**STATED PROBLEM**
Reproduce each line exactly, including spacing and punctuation.

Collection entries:
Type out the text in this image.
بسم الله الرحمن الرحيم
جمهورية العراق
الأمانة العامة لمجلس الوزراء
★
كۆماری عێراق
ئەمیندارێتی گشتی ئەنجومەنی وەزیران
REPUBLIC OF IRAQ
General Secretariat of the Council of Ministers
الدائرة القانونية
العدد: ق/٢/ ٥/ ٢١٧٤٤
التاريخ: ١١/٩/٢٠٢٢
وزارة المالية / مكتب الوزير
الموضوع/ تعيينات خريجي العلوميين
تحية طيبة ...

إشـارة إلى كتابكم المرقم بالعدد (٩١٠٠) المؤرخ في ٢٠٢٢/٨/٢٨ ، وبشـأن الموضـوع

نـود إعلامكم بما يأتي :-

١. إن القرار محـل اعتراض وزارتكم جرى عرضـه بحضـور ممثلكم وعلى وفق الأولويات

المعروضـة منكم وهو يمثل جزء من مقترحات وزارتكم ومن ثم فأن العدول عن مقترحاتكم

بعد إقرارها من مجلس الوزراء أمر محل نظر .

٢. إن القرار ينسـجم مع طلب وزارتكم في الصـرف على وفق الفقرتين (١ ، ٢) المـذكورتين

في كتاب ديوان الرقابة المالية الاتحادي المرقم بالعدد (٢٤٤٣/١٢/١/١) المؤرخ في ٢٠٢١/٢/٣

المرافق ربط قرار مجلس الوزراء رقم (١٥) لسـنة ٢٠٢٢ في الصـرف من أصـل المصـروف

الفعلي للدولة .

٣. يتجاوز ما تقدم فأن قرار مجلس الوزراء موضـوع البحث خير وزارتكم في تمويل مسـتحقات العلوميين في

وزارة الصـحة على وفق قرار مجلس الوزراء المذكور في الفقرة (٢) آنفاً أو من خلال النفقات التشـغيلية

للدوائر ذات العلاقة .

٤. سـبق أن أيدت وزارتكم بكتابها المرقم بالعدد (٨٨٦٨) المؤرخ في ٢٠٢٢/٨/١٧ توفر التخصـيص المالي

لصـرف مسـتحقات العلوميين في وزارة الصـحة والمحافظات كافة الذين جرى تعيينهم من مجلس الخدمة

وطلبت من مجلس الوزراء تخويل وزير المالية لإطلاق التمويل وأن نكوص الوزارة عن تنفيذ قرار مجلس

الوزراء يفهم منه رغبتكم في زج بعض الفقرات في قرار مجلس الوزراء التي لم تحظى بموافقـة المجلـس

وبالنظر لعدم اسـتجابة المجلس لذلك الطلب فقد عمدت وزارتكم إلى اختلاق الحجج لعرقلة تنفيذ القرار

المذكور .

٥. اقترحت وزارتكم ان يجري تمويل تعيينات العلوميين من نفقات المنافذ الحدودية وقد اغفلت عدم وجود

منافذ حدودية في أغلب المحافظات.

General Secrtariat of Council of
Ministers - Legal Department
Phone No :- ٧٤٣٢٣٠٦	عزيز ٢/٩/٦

**ANSWER IN FULL**
Type out the text in this image.
بسم الله الرحمن الرحيم
جمهورية العراق
الأمانة العامة لمجلس الوزراء
★
كۆماری عێراق
ئەمیندارێتی گشتی ئەنجومەنی وەزیران
REPUBLIC OF IRAQ
General Secretariat of the Council of Ministers
الدائرة القانونية
العدد: ق/٢/ ٥/ ٢١٧٤٤
التاريخ: ١١/٩/٢٠٢٢
وزارة المالية / مكتب الوزير
الموضوع/ تعيينات خريجي العلوميين
تحية طيبة ...

إشـارة إلى كتابكم المرقم بالعدد (٩١٠٠) المؤرخ في ٢٠٢٢/٨/٢٨ ، وبشـأن الموضـوع

نـود إعلامكم بما يأتي :-

١. إن القرار محـل اعتراض وزارتكم جرى عرضـه بحضـور ممثلكم وعلى وفق الأولويات

المعروضـة منكم وهو يمثل جزء من مقترحات وزارتكم ومن ثم فأن العدول عن مقترحاتكم

بعد إقرارها من مجلس الوزراء أمر محل نظر .

٢. إن القرار ينسـجم مع طلب وزارتكم في الصـرف على وفق الفقرتين (١ ، ٢) المـذكورتين

في كتاب ديوان الرقابة المالية الاتحادي المرقم بالعدد (٢٤٤٣/١٢/١/١) المؤرخ في ٢٠٢١/٢/٣

المرافق ربط قرار مجلس الوزراء رقم (١٥) لسـنة ٢٠٢٢ في الصـرف من أصـل المصـروف

الفعلي للدولة .

٣. يتجاوز ما تقدم فأن قرار مجلس الوزراء موضـوع البحث خير وزارتكم في تمويل مسـتحقات العلوميين في

وزارة الصـحة على وفق قرار مجلس الوزراء المذكور في الفقرة (٢) آنفاً أو من خلال النفقات التشـغيلية

للدوائر ذات العلاقة .

٤. سـبق أن أيدت وزارتكم بكتابها المرقم بالعدد (٨٨٦٨) المؤرخ في ٢٠٢٢/٨/١٧ توفر التخصـيص المالي

لصـرف مسـتحقات العلوميين في وزارة الصـحة والمحافظات كافة الذين جرى تعيينهم من مجلس الخدمة

وطلبت من مجلس الوزراء تخويل وزير المالية لإطلاق التمويل وأن نكوص الوزارة عن تنفيذ قرار مجلس

الوزراء يفهم منه رغبتكم في زج بعض الفقرات في قرار مجلس الوزراء التي لم تحظى بموافقـة المجلـس

وبالنظر لعدم اسـتجابة المجلس لذلك الطلب فقد عمدت وزارتكم إلى اختلاق الحجج لعرقلة تنفيذ القرار

المذكور .

٥. اقترحت وزارتكم ان يجري تمويل تعيينات العلوميين من نفقات المنافذ الحدودية وقد اغفلت عدم وجود

منافذ حدودية في أغلب المحافظات.

General Secrtariat of Council of
Ministers - Legal Department
Phone No :- ٧٤٣٢٣٠٦	عزيز ٢/٩/٦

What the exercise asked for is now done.